* _Problem to work on_: Rewrite the paragraph of the Hawaiian hawk text that begins "The Hawaiian hawk or ʻio" as a concise bulleted list that keeps its main facts.

*** Extract provided ***

Scientific classification
- Kingdom: Animalia
- Phylum: Chordata
- Class: Aves
- Order: Accipitriformes
- Family: Accipitridae
- Genus: Buteo
- Species: B. solitarius
- Binomial name: Buteo solitarius Peale, 1849

= Hawaiian hawk =

- Genus: Buteo
- Species: solitarius
- Authority: Peale, 1849
- Conservation status: NT

Species of bird

The Hawaiian hawk or ʻio (Buteo solitarius) is a raptor in the genus Buteo endemic to Hawaiʻi, currently restricted to the Big Island. The ʻio is one of two extant birds of prey that are native to Hawaiʻi, the other being the pueo (Hawaiian short-eared owl) and fossil evidence indicates that it inhabited the island of Hawaiʻi, Molokaʻi, Oʻahu, Maui and Kauaʻi at one time. Today, it is known to breed only on the Big Island, in stands of native ʻōhiʻa lehua (Metrosideros polymorpha) trees. The species was protected as an endangered species in the United States, but was delisted in 2020. However, the IUCN classifies the species as Near Threatened. NatureServe considers the species Vulnerable.

*** Supplied material ***

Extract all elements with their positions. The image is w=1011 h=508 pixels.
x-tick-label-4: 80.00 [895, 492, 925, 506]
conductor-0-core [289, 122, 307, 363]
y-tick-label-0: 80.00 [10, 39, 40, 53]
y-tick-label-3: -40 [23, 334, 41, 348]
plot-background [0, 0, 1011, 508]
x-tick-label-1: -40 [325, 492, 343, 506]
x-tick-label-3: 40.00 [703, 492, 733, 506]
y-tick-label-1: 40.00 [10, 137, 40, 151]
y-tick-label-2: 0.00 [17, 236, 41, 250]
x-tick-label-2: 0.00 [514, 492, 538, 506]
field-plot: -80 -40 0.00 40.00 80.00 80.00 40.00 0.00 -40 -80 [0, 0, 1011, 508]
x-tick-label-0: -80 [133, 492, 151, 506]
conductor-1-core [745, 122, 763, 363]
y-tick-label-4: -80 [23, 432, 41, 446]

***

* _Expected answer_:
- The Hawaiian hawk, or ʻio (Buteo solitarius), is a raptor in the genus Buteo that is endemic to Hawaiʻi.
- It is one of two extant native birds of prey in Hawaiʻi. The other is the pueo (Hawaiian short-eared owl).
- Fossil evidence indicates that it once inhabited the islands of Hawaiʻi, Molokaʻi, Oʻahu, Maui and Kauaʻi.
- It is now restricted to the Big Island and is known to breed only in stands of native ʻōhiʻa lehua (Metrosideros polymorpha) trees.
- It was protected as an endangered species in the United States but was delisted in 2020.
- The IUCN classifies it as Near Threatened, and NatureServe considers it Vulnerable.